Short problem - In your copy, leave out the pictures; write out all the data exactly.

## START Given records

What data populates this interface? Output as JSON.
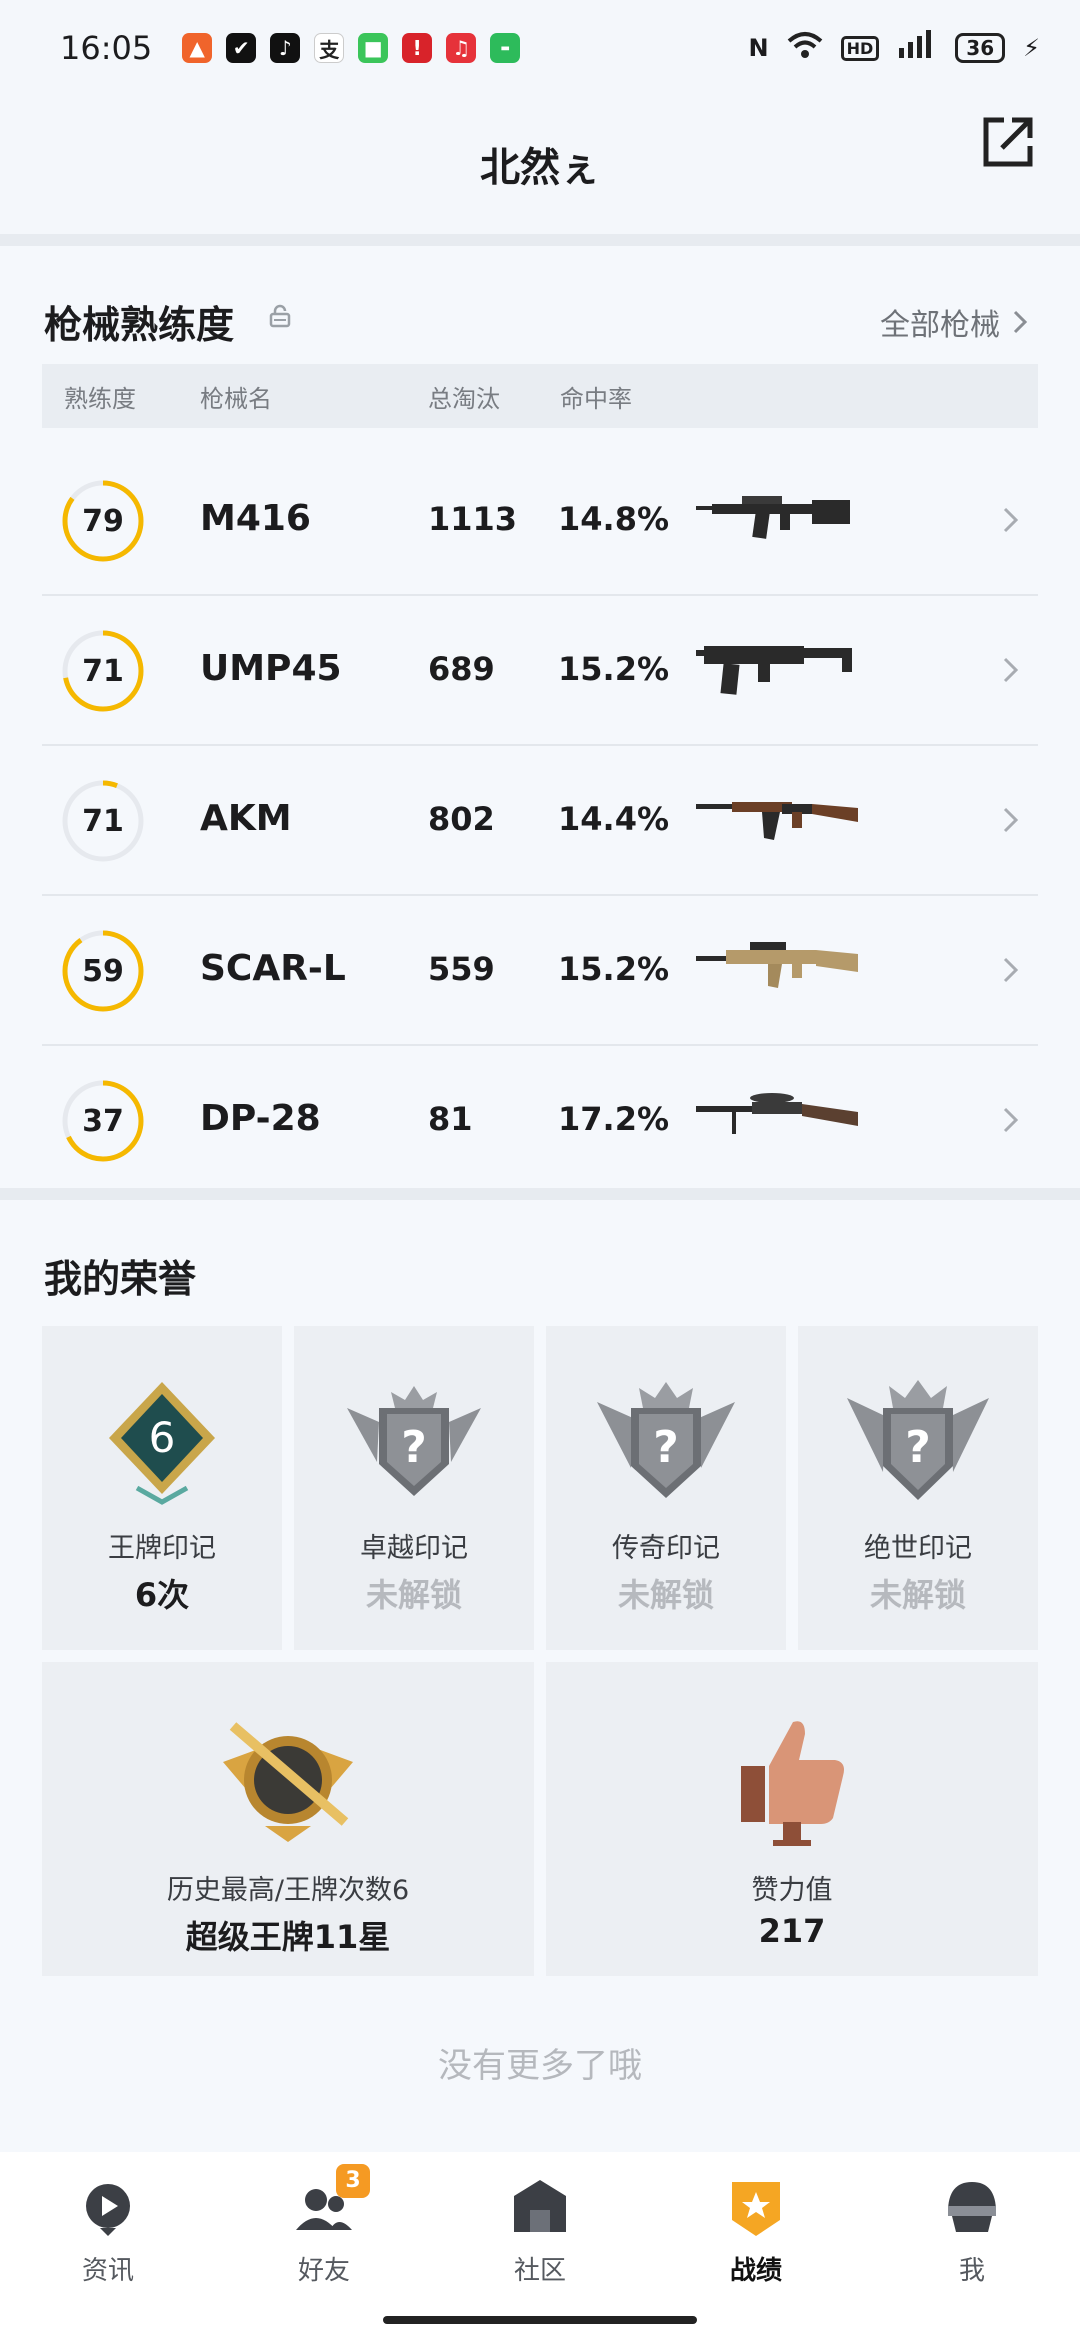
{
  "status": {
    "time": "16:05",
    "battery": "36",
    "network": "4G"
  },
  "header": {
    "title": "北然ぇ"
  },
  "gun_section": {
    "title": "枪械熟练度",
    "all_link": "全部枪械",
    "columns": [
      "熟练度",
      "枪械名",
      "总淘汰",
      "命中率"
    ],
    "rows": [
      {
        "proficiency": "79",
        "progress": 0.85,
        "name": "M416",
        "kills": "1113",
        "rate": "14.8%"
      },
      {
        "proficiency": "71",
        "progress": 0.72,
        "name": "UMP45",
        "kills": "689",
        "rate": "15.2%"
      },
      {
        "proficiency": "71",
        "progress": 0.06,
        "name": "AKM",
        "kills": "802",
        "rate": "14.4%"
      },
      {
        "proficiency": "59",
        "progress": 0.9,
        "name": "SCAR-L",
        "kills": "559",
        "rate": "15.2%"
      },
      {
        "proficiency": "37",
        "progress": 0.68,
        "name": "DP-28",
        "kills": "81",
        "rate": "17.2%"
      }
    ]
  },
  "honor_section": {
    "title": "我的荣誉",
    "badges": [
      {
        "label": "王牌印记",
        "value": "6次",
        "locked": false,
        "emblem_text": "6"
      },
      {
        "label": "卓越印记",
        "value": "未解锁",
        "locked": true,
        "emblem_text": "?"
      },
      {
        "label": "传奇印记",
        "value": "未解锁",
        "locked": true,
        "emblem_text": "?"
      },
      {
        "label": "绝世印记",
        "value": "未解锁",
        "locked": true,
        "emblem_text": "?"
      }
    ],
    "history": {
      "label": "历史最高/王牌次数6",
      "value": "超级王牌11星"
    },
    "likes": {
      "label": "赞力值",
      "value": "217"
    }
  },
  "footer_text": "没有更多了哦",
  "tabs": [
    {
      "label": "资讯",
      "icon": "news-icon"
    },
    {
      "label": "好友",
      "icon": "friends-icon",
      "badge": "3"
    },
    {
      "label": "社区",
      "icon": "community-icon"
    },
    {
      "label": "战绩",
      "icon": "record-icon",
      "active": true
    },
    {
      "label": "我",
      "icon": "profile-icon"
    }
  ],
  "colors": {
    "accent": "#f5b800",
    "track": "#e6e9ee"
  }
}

## END Given records

Response to the exercise -
What data populates this interface? Output as JSON.
{
  "status": {
    "time": "16:05",
    "battery": "36",
    "network": "4G"
  },
  "header": {
    "title": "北然ぇ"
  },
  "gun_section": {
    "title": "枪械熟练度",
    "all_link": "全部枪械",
    "columns": [
      "熟练度",
      "枪械名",
      "总淘汰",
      "命中率"
    ],
    "rows": [
      {
        "proficiency": "79",
        "progress": 0.85,
        "name": "M416",
        "kills": "1113",
        "rate": "14.8%"
      },
      {
        "proficiency": "71",
        "progress": 0.72,
        "name": "UMP45",
        "kills": "689",
        "rate": "15.2%"
      },
      {
        "proficiency": "71",
        "progress": 0.06,
        "name": "AKM",
        "kills": "802",
        "rate": "14.4%"
      },
      {
        "proficiency": "59",
        "progress": 0.9,
        "name": "SCAR-L",
        "kills": "559",
        "rate": "15.2%"
      },
      {
        "proficiency": "37",
        "progress": 0.68,
        "name": "DP-28",
        "kills": "81",
        "rate": "17.2%"
      }
    ]
  },
  "honor_section": {
    "title": "我的荣誉",
    "badges": [
      {
        "label": "王牌印记",
        "value": "6次",
        "locked": false,
        "emblem_text": "6"
      },
      {
        "label": "卓越印记",
        "value": "未解锁",
        "locked": true,
        "emblem_text": "?"
      },
      {
        "label": "传奇印记",
        "value": "未解锁",
        "locked": true,
        "emblem_text": "?"
      },
      {
        "label": "绝世印记",
        "value": "未解锁",
        "locked": true,
        "emblem_text": "?"
      }
    ],
    "history": {
      "label": "历史最高/王牌次数6",
      "value": "超级王牌11星"
    },
    "likes": {
      "label": "赞力值",
      "value": "217"
    }
  },
  "footer_text": "没有更多了哦",
  "tabs": [
    {
      "label": "资讯",
      "icon": "news-icon"
    },
    {
      "label": "好友",
      "icon": "friends-icon",
      "badge": "3"
    },
    {
      "label": "社区",
      "icon": "community-icon"
    },
    {
      "label": "战绩",
      "icon": "record-icon",
      "active": true
    },
    {
      "label": "我",
      "icon": "profile-icon"
    }
  ],
  "colors": {
    "accent": "#f5b800",
    "track": "#e6e9ee"
  }
}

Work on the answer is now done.